● Bereitgestellter Auszug
□ □ □ □ □ □ □
Irgendwann musste die Serie reißen und auch wenn ich diesen Moment nicht herbeigesehnt habe, so finde ich es doch ok wie es letztendlich dazu gekommen ist. In einem schweren Stadion, gegen einen starken Gegner, in einem Spiel, das an die Champions League Abende erinnert hat, an denen es zum Anpfiff immer noch hell ist.
Zidane hat aus Respekt vor seinem Gegner seine Formation geändert, er ließ sein Team in einem 5-3-2 auflaufen, das einen Stürmer gegen einen Innenverteidiger tauschte. Wenn man bedenkt, dass das Sturmduo nicht die größte Fähigkeit aufwies, alleine was zu kreieren, dann war das kein triviales Opfer. Man gab eine Menge Einschüchterung auf, aber der Spielverlauf sollte dieser Entscheidung recht geben.
Das Aufeinandertreffen beider Mannschaften gipfelte in einem Spiel mit langsamen Rhythmus, was der Mannschaft aus der Hauptstadt entgegen kam, die einen Wirbelsturm wie im Copa Rückspiel, oder wie in den letzten Minuten dieser Partie, verhindern wollte. In 15 minuten konnte Sevilla keinen einzigen ihrer Angriffe abschließen und verlor nicht wenige Bälle aus taktischer Unklarheit. Die Madrider Verteidiger samt Mittelfeldspieler(allen vorran Modric und Casemiro) fraßen das Spielfeld auf ohne große Risiken einzugehen, eine defensive Meisterleistung, die die Andalusier fast die Luft nahm, aber nur fast, weil sie starke individuelle Performance einiger Spieler hatten, die das Ganze mit individueller Qualität kompensierten. Außer wenn Modric am Ball war, der Kroate ist wieder in einer wahnsinnigen Verfassung und seine Aggressivität war das Loch, das keiner stopfen konnte.
□ □ □ □ □ □ □
● Auszug Quelle

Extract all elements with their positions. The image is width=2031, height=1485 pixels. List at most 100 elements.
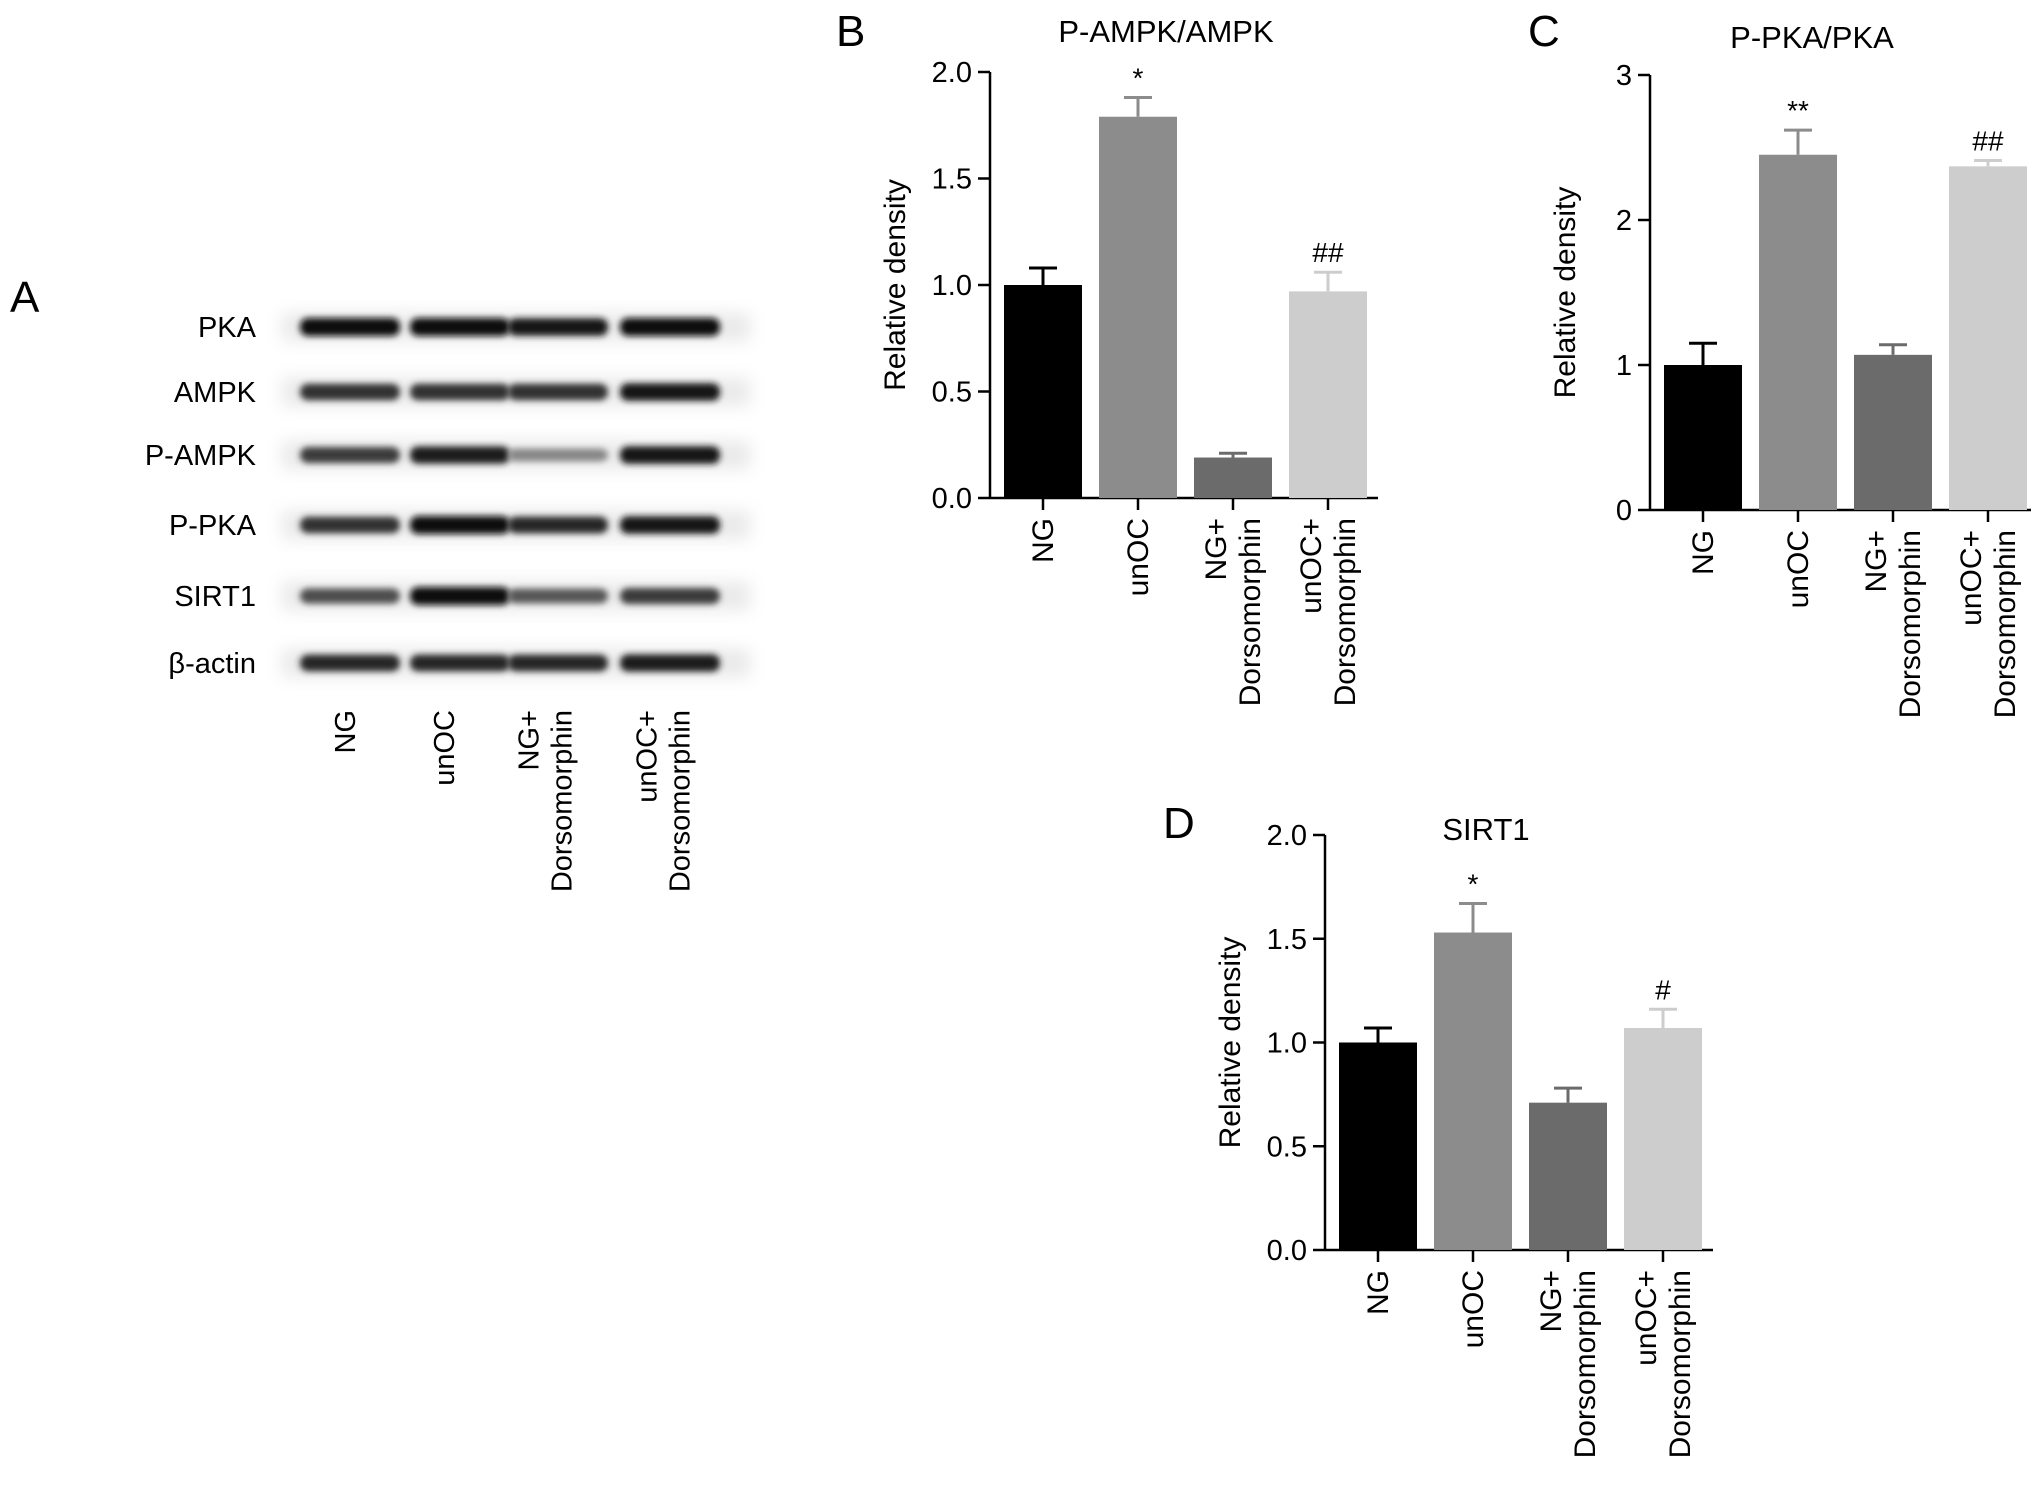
□ □ □ □ □ □ □
● Aufgabe
Schreib aus dem Spielbericht wortgetreu den Abschnitt ab, der mit den Worten „Irgendwann musste die“ anfängt. Hör nach „Entscheidung recht geben.“ auf.

● Ergebnis
Irgendwann musste die Serie reißen und auch wenn ich diesen Moment nicht herbeigesehnt habe, so finde ich es doch ok wie es letztendlich dazu gekommen ist. In einem schweren Stadion, gegen einen starken Gegner, in einem Spiel, das an die Champions League Abende erinnert hat, an denen es zum Anpfiff immer noch hell ist.
Zidane hat aus Respekt vor seinem Gegner seine Formation geändert, er ließ sein Team in einem 5-3-2 auflaufen, das einen Stürmer gegen einen Innenverteidiger tauschte. Wenn man bedenkt, dass das Sturmduo nicht die größte Fähigkeit aufwies, alleine was zu kreieren, dann war das kein triviales Opfer. Man gab eine Menge Einschüchterung auf, aber der Spielverlauf sollte dieser Entscheidung recht geben.